_What is needed_. Give the number of lines in the data that hold the word "them", and nothing else.

------ Material provided ------

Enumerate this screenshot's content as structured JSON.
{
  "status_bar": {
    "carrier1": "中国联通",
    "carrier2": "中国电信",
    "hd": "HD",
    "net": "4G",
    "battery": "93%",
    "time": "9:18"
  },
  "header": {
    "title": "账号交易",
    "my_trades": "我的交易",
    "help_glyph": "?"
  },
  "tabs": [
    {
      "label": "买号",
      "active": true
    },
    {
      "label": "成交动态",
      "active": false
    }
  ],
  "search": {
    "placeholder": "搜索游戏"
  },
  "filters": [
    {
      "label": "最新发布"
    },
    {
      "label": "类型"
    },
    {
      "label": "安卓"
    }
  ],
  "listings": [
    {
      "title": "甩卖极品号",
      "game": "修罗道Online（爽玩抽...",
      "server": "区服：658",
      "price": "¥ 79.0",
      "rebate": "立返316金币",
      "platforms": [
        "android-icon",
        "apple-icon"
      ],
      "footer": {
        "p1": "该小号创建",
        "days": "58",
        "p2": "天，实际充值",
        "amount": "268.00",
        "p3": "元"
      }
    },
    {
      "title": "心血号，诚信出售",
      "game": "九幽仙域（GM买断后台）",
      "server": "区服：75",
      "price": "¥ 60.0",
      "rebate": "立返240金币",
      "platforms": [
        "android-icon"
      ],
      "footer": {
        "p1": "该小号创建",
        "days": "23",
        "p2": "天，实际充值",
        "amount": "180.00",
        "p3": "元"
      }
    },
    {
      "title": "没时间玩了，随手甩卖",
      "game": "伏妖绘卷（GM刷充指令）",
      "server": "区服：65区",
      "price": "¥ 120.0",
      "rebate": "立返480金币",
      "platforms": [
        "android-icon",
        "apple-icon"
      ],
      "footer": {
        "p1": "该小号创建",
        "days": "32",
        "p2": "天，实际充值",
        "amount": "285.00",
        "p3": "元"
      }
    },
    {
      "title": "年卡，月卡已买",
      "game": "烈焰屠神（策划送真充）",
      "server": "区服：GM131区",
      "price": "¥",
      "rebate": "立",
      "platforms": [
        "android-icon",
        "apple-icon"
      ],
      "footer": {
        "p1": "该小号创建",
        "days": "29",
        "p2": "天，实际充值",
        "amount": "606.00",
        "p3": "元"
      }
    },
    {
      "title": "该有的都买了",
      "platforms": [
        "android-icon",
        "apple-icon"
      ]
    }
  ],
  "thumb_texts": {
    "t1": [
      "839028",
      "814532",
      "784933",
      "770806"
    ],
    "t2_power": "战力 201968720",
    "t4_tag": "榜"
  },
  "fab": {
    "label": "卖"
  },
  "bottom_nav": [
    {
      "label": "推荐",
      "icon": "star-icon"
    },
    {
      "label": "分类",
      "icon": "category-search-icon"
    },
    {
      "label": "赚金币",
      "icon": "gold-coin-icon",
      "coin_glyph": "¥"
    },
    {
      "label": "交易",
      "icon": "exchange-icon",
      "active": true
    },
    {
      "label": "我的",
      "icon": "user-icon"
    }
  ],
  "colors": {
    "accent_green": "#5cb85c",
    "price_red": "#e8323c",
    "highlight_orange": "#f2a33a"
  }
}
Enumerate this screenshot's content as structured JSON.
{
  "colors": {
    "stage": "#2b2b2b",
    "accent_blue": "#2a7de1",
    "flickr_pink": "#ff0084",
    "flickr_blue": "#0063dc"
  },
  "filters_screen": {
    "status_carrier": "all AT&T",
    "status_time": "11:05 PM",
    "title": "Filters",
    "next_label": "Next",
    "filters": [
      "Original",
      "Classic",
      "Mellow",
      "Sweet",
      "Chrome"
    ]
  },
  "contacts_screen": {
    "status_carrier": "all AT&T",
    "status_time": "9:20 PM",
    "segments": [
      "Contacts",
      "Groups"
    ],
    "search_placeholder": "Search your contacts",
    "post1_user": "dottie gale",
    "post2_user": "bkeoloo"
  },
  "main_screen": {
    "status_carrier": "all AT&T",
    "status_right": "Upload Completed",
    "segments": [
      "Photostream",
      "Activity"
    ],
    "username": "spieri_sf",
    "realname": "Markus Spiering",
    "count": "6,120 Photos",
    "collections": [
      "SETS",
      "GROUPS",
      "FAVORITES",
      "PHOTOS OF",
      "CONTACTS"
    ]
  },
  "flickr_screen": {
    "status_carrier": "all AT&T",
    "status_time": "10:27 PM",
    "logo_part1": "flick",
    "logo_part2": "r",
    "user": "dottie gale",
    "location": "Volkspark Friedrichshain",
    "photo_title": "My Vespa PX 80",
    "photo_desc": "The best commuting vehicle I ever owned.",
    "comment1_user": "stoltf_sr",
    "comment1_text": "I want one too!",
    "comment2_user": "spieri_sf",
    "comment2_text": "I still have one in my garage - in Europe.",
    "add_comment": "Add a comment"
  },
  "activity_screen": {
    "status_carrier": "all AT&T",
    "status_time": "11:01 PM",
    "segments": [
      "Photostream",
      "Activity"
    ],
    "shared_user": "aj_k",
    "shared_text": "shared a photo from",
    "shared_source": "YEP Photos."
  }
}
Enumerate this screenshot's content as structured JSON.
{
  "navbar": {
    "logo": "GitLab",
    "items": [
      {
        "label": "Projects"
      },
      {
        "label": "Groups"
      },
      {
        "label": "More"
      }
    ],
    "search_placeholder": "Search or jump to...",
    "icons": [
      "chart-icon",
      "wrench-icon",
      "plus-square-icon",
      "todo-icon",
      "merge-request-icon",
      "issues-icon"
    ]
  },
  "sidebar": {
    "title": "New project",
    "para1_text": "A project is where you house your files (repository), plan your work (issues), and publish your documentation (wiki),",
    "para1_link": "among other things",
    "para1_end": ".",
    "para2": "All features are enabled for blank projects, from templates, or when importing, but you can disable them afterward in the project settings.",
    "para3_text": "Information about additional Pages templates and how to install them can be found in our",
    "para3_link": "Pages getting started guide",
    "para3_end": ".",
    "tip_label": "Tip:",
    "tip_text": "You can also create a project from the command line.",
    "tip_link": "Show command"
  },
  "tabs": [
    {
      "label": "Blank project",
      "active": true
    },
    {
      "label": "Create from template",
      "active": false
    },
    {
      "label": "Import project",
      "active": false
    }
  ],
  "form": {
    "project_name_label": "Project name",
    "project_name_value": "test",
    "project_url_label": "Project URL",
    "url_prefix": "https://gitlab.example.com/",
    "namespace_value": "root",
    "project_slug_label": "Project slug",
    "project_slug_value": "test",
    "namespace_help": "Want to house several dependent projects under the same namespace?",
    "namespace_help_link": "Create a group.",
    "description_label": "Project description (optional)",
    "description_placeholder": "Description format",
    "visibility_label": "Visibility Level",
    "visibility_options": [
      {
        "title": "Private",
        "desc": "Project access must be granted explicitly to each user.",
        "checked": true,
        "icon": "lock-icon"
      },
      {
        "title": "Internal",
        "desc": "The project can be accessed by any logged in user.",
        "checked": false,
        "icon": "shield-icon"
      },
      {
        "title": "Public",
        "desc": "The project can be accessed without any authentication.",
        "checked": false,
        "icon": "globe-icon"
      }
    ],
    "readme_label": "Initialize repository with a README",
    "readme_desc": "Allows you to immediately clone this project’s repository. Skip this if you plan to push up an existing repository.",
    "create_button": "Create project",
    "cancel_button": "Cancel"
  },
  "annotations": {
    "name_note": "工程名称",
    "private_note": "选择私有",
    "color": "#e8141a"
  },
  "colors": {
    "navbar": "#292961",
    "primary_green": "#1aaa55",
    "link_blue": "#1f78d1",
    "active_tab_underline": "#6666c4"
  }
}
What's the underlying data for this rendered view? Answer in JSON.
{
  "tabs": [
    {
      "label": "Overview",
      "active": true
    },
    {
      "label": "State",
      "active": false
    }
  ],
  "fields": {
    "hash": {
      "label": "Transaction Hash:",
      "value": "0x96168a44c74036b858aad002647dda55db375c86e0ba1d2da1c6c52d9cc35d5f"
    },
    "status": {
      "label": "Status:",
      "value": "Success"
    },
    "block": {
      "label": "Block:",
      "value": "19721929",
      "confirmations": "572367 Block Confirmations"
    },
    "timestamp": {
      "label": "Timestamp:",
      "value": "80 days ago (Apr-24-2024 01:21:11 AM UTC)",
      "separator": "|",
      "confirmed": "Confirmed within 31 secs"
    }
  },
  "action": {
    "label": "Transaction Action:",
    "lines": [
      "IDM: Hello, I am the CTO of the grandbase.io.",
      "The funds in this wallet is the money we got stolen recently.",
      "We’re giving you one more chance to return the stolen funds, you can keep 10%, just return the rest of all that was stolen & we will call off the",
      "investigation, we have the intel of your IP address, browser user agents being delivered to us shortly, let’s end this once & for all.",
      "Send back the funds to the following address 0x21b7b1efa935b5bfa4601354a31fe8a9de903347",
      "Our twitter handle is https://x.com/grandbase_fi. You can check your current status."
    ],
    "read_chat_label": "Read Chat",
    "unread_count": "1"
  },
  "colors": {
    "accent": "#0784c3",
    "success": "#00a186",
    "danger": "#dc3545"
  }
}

------

_Answer to the problem_. 2